Extracted records
_ _ _ _ _

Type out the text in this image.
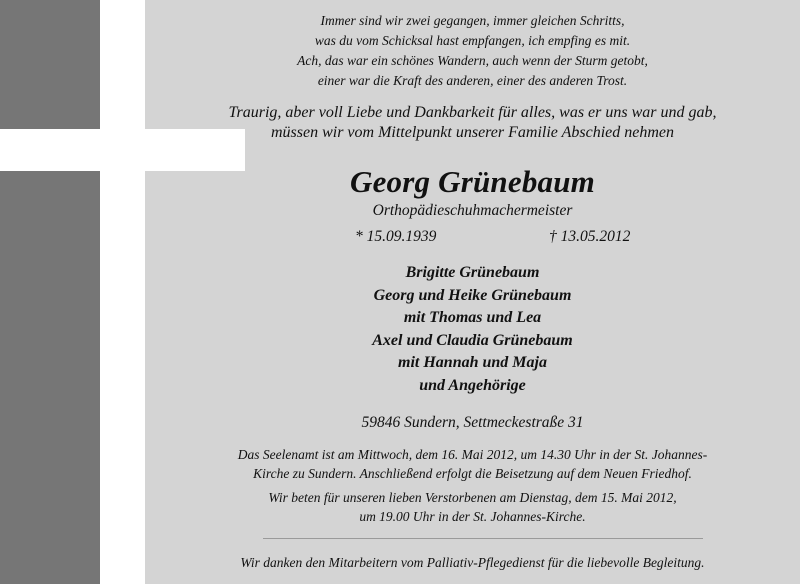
Immer sind wir zwei gegangen, immer gleichen Schritts,
was du vom Schicksal hast empfangen, ich empfing es mit.
Ach, das war ein schönes Wandern, auch wenn der Sturm getobt,
einer war die Kraft des anderen, einer des anderen Trost.
Traurig, aber voll Liebe und Dankbarkeit für alles, was er uns war und gab,
müssen wir vom Mittelpunkt unserer Familie Abschied nehmen
Georg Grünebaum
Orthopädieschuhmachermeister
* 15.09.1939	† 13.05.2012
Brigitte Grünebaum
Georg und Heike Grünebaum
mit Thomas und Lea
Axel und Claudia Grünebaum
mit Hannah und Maja
und Angehörige
59846 Sundern, Settmeckestraße 31
Das Seelenamt ist am Mittwoch, dem 16. Mai 2012, um 14.30 Uhr in der St. Johannes-
Kirche zu Sundern. Anschließend erfolgt die Beisetzung auf dem Neuen Friedhof.
Wir beten für unseren lieben Verstorbenen am Dienstag, dem 15. Mai 2012,
um 19.00 Uhr in der St. Johannes-Kirche.
Wir danken den Mitarbeitern vom Palliativ-Pflegedienst für die liebevolle Begleitung.
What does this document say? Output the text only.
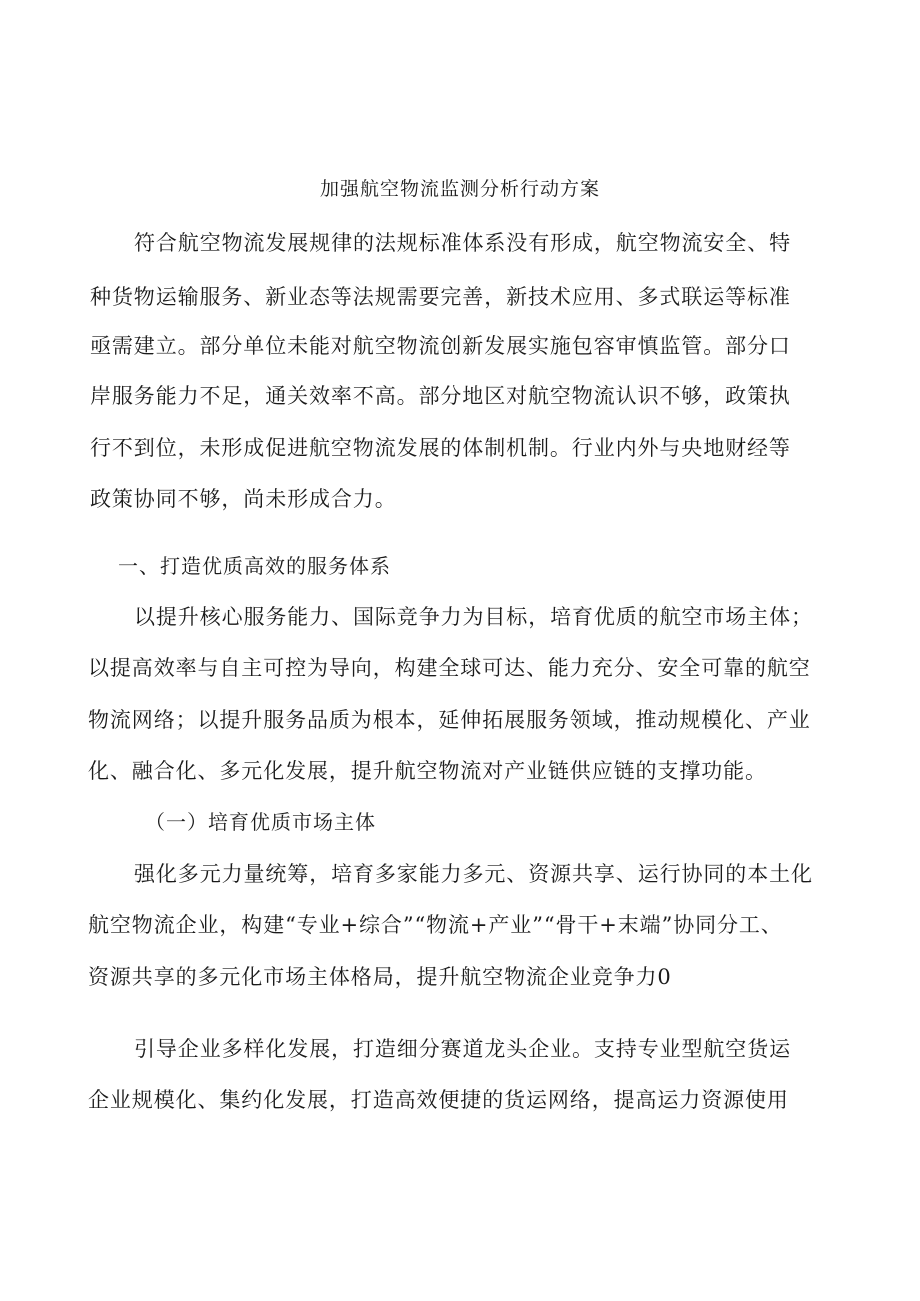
加强航空物流监测分析行动方案
符合航空物流发展规律的法规标准体系没有形成，航空物流安全、特
种货物运输服务、新业态等法规需要完善，新技术应用、多式联运等标准
亟需建立。部分单位未能对航空物流创新发展实施包容审慎监管。部分口
岸服务能力不足，通关效率不高。部分地区对航空物流认识不够，政策执
行不到位，未形成促进航空物流发展的体制机制。行业内外与央地财经等
政策协同不够，尚未形成合力。
一、打造优质高效的服务体系
以提升核心服务能力、国际竞争力为目标，培育优质的航空市场主体；
以提高效率与自主可控为导向，构建全球可达、能力充分、安全可靠的航空
物流网络；以提升服务品质为根本，延伸拓展服务领域，推动规模化、产业
化、融合化、多元化发展，提升航空物流对产业链供应链的支撑功能。
（一）培育优质市场主体
强化多元力量统筹，培育多家能力多元、资源共享、运行协同的本土化
航空物流企业，构建“专业+综合”“物流+产业”“骨干+末端”协同分工、
资源共享的多元化市场主体格局，提升航空物流企业竞争力0
引导企业多样化发展，打造细分赛道龙头企业。支持专业型航空货运
企业规模化、集约化发展，打造高效便捷的货运网络，提高运力资源使用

_ _ _ _ _

Exactly how many lines in the data above contain the word "Johannes"? Respond with the number and nothing more.

### WRITTEN RESPONSE
2